What to produce: Each line shown below should be copied exactly.

--- START ---

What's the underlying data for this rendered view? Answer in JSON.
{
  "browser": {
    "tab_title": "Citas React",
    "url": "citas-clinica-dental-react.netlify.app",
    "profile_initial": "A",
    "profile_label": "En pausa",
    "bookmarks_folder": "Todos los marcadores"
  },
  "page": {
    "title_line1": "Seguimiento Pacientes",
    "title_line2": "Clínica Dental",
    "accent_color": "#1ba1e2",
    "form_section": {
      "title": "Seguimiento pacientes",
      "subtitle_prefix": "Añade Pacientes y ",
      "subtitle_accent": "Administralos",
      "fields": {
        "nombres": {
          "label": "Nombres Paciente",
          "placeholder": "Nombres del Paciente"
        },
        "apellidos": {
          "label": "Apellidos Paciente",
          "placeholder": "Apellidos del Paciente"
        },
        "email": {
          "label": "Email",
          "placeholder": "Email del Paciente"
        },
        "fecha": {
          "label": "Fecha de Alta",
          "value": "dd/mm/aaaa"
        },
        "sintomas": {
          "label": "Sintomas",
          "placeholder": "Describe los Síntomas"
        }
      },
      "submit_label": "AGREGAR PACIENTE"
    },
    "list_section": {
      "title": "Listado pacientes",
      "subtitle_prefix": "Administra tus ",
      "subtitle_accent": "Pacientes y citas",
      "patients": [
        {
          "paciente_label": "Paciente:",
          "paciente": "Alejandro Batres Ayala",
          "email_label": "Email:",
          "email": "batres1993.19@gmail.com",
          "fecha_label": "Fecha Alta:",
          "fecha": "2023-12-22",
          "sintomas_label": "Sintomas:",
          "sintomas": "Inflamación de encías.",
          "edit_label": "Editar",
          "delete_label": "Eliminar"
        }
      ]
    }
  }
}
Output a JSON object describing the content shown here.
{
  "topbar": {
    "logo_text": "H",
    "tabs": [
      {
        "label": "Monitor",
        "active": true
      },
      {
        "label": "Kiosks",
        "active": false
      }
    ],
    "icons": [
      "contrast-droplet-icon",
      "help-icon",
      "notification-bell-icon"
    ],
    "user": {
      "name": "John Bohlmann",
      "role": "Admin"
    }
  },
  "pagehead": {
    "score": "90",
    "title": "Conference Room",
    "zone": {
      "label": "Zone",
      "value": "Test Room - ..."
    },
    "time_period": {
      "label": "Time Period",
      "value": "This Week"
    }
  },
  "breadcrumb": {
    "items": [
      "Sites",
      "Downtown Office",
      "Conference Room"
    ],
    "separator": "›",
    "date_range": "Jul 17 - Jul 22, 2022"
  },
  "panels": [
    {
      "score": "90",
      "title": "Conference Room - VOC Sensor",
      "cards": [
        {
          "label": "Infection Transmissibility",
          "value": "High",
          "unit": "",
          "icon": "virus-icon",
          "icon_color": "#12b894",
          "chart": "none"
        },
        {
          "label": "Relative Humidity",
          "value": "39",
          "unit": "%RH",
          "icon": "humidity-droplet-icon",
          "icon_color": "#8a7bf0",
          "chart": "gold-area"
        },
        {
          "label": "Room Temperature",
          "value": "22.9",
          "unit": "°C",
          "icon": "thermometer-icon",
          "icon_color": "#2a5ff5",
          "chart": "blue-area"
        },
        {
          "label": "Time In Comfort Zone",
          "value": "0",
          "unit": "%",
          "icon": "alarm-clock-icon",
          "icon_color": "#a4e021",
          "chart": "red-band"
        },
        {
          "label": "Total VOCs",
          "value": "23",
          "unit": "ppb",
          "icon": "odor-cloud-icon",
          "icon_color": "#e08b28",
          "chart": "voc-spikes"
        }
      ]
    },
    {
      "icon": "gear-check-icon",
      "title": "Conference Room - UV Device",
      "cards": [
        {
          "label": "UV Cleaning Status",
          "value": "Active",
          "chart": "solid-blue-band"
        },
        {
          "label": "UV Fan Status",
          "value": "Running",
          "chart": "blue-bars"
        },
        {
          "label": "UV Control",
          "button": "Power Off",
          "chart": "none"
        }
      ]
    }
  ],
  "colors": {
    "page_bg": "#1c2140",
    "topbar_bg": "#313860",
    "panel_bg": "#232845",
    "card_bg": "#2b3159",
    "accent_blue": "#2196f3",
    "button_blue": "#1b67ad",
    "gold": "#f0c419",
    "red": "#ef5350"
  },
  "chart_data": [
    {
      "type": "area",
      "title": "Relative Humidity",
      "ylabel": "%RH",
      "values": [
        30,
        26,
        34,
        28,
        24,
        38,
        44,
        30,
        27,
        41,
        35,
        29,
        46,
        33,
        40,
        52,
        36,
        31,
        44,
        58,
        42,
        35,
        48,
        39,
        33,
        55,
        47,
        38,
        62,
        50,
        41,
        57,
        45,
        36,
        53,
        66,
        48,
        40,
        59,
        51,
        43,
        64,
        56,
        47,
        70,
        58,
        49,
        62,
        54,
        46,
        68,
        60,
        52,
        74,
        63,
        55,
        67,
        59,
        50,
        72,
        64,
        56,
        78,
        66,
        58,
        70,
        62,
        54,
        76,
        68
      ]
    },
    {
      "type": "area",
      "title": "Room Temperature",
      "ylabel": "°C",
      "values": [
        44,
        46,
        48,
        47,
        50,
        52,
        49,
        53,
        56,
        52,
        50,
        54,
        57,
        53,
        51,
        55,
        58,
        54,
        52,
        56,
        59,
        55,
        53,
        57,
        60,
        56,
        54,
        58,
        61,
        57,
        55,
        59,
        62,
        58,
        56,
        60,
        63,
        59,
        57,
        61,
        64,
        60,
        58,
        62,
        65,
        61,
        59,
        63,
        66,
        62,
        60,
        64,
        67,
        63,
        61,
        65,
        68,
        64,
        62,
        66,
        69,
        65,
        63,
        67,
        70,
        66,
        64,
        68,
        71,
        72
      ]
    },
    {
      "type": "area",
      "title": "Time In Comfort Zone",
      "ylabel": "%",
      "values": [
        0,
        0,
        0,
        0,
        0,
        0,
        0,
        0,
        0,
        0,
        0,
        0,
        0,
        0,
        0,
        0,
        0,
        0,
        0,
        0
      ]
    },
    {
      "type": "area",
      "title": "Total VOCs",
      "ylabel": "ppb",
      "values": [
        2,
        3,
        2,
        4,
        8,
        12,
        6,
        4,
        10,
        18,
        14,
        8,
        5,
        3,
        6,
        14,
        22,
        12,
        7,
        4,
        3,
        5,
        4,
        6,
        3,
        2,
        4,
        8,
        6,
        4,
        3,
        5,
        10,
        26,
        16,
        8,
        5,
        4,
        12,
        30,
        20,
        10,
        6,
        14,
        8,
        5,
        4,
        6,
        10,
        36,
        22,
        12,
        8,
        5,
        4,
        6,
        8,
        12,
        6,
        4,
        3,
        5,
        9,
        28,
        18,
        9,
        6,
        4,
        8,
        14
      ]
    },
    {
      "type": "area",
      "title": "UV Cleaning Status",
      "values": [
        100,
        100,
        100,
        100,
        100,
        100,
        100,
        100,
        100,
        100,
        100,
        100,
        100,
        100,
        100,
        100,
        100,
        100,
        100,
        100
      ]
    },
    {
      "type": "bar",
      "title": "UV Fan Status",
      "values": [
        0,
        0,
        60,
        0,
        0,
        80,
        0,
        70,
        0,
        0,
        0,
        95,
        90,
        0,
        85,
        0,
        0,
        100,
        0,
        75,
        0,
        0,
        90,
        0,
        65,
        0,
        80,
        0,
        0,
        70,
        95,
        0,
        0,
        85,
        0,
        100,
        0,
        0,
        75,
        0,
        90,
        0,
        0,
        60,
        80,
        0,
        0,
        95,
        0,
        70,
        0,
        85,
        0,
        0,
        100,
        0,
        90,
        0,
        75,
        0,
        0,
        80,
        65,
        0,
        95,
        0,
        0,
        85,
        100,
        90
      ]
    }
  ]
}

--- END ---

Answer:
What's the underlying data for this rendered view? Answer in JSON.
{
  "browser": {
    "tab_title": "Citas React",
    "url": "citas-clinica-dental-react.netlify.app",
    "profile_initial": "A",
    "profile_label": "En pausa",
    "bookmarks_folder": "Todos los marcadores"
  },
  "page": {
    "title_line1": "Seguimiento Pacientes",
    "title_line2": "Clínica Dental",
    "accent_color": "#1ba1e2",
    "form_section": {
      "title": "Seguimiento pacientes",
      "subtitle_prefix": "Añade Pacientes y ",
      "subtitle_accent": "Administralos",
      "fields": {
        "nombres": {
          "label": "Nombres Paciente",
          "placeholder": "Nombres del Paciente"
        },
        "apellidos": {
          "label": "Apellidos Paciente",
          "placeholder": "Apellidos del Paciente"
        },
        "email": {
          "label": "Email",
          "placeholder": "Email del Paciente"
        },
        "fecha": {
          "label": "Fecha de Alta",
          "value": "dd/mm/aaaa"
        },
        "sintomas": {
          "label": "Sintomas",
          "placeholder": "Describe los Síntomas"
        }
      },
      "submit_label": "AGREGAR PACIENTE"
    },
    "list_section": {
      "title": "Listado pacientes",
      "subtitle_prefix": "Administra tus ",
      "subtitle_accent": "Pacientes y citas",
      "patients": [
        {
          "paciente_label": "Paciente:",
          "paciente": "Alejandro Batres Ayala",
          "email_label": "Email:",
          "email": "batres1993.19@gmail.com",
          "fecha_label": "Fecha Alta:",
          "fecha": "2023-12-22",
          "sintomas_label": "Sintomas:",
          "sintomas": "Inflamación de encías.",
          "edit_label": "Editar",
          "delete_label": "Eliminar"
        }
      ]
    }
  }
}
Output a JSON object describing the content shown here.
{
  "topbar": {
    "logo_text": "H",
    "tabs": [
      {
        "label": "Monitor",
        "active": true
      },
      {
        "label": "Kiosks",
        "active": false
      }
    ],
    "icons": [
      "contrast-droplet-icon",
      "help-icon",
      "notification-bell-icon"
    ],
    "user": {
      "name": "John Bohlmann",
      "role": "Admin"
    }
  },
  "pagehead": {
    "score": "90",
    "title": "Conference Room",
    "zone": {
      "label": "Zone",
      "value": "Test Room - ..."
    },
    "time_period": {
      "label": "Time Period",
      "value": "This Week"
    }
  },
  "breadcrumb": {
    "items": [
      "Sites",
      "Downtown Office",
      "Conference Room"
    ],
    "separator": "›",
    "date_range": "Jul 17 - Jul 22, 2022"
  },
  "panels": [
    {
      "score": "90",
      "title": "Conference Room - VOC Sensor",
      "cards": [
        {
          "label": "Infection Transmissibility",
          "value": "High",
          "unit": "",
          "icon": "virus-icon",
          "icon_color": "#12b894",
          "chart": "none"
        },
        {
          "label": "Relative Humidity",
          "value": "39",
          "unit": "%RH",
          "icon": "humidity-droplet-icon",
          "icon_color": "#8a7bf0",
          "chart": "gold-area"
        },
        {
          "label": "Room Temperature",
          "value": "22.9",
          "unit": "°C",
          "icon": "thermometer-icon",
          "icon_color": "#2a5ff5",
          "chart": "blue-area"
        },
        {
          "label": "Time In Comfort Zone",
          "value": "0",
          "unit": "%",
          "icon": "alarm-clock-icon",
          "icon_color": "#a4e021",
          "chart": "red-band"
        },
        {
          "label": "Total VOCs",
          "value": "23",
          "unit": "ppb",
          "icon": "odor-cloud-icon",
          "icon_color": "#e08b28",
          "chart": "voc-spikes"
        }
      ]
    },
    {
      "icon": "gear-check-icon",
      "title": "Conference Room - UV Device",
      "cards": [
        {
          "label": "UV Cleaning Status",
          "value": "Active",
          "chart": "solid-blue-band"
        },
        {
          "label": "UV Fan Status",
          "value": "Running",
          "chart": "blue-bars"
        },
        {
          "label": "UV Control",
          "button": "Power Off",
          "chart": "none"
        }
      ]
    }
  ],
  "colors": {
    "page_bg": "#1c2140",
    "topbar_bg": "#313860",
    "panel_bg": "#232845",
    "card_bg": "#2b3159",
    "accent_blue": "#2196f3",
    "button_blue": "#1b67ad",
    "gold": "#f0c419",
    "red": "#ef5350"
  },
  "chart_data": [
    {
      "type": "area",
      "title": "Relative Humidity",
      "ylabel": "%RH",
      "values": [
        30,
        26,
        34,
        28,
        24,
        38,
        44,
        30,
        27,
        41,
        35,
        29,
        46,
        33,
        40,
        52,
        36,
        31,
        44,
        58,
        42,
        35,
        48,
        39,
        33,
        55,
        47,
        38,
        62,
        50,
        41,
        57,
        45,
        36,
        53,
        66,
        48,
        40,
        59,
        51,
        43,
        64,
        56,
        47,
        70,
        58,
        49,
        62,
        54,
        46,
        68,
        60,
        52,
        74,
        63,
        55,
        67,
        59,
        50,
        72,
        64,
        56,
        78,
        66,
        58,
        70,
        62,
        54,
        76,
        68
      ]
    },
    {
      "type": "area",
      "title": "Room Temperature",
      "ylabel": "°C",
      "values": [
        44,
        46,
        48,
        47,
        50,
        52,
        49,
        53,
        56,
        52,
        50,
        54,
        57,
        53,
        51,
        55,
        58,
        54,
        52,
        56,
        59,
        55,
        53,
        57,
        60,
        56,
        54,
        58,
        61,
        57,
        55,
        59,
        62,
        58,
        56,
        60,
        63,
        59,
        57,
        61,
        64,
        60,
        58,
        62,
        65,
        61,
        59,
        63,
        66,
        62,
        60,
        64,
        67,
        63,
        61,
        65,
        68,
        64,
        62,
        66,
        69,
        65,
        63,
        67,
        70,
        66,
        64,
        68,
        71,
        72
      ]
    },
    {
      "type": "area",
      "title": "Time In Comfort Zone",
      "ylabel": "%",
      "values": [
        0,
        0,
        0,
        0,
        0,
        0,
        0,
        0,
        0,
        0,
        0,
        0,
        0,
        0,
        0,
        0,
        0,
        0,
        0,
        0
      ]
    },
    {
      "type": "area",
      "title": "Total VOCs",
      "ylabel": "ppb",
      "values": [
        2,
        3,
        2,
        4,
        8,
        12,
        6,
        4,
        10,
        18,
        14,
        8,
        5,
        3,
        6,
        14,
        22,
        12,
        7,
        4,
        3,
        5,
        4,
        6,
        3,
        2,
        4,
        8,
        6,
        4,
        3,
        5,
        10,
        26,
        16,
        8,
        5,
        4,
        12,
        30,
        20,
        10,
        6,
        14,
        8,
        5,
        4,
        6,
        10,
        36,
        22,
        12,
        8,
        5,
        4,
        6,
        8,
        12,
        6,
        4,
        3,
        5,
        9,
        28,
        18,
        9,
        6,
        4,
        8,
        14
      ]
    },
    {
      "type": "area",
      "title": "UV Cleaning Status",
      "values": [
        100,
        100,
        100,
        100,
        100,
        100,
        100,
        100,
        100,
        100,
        100,
        100,
        100,
        100,
        100,
        100,
        100,
        100,
        100,
        100
      ]
    },
    {
      "type": "bar",
      "title": "UV Fan Status",
      "values": [
        0,
        0,
        60,
        0,
        0,
        80,
        0,
        70,
        0,
        0,
        0,
        95,
        90,
        0,
        85,
        0,
        0,
        100,
        0,
        75,
        0,
        0,
        90,
        0,
        65,
        0,
        80,
        0,
        0,
        70,
        95,
        0,
        0,
        85,
        0,
        100,
        0,
        0,
        75,
        0,
        90,
        0,
        0,
        60,
        80,
        0,
        0,
        95,
        0,
        70,
        0,
        85,
        0,
        0,
        100,
        0,
        90,
        0,
        75,
        0,
        0,
        80,
        65,
        0,
        95,
        0,
        0,
        85,
        100,
        90
      ]
    }
  ]
}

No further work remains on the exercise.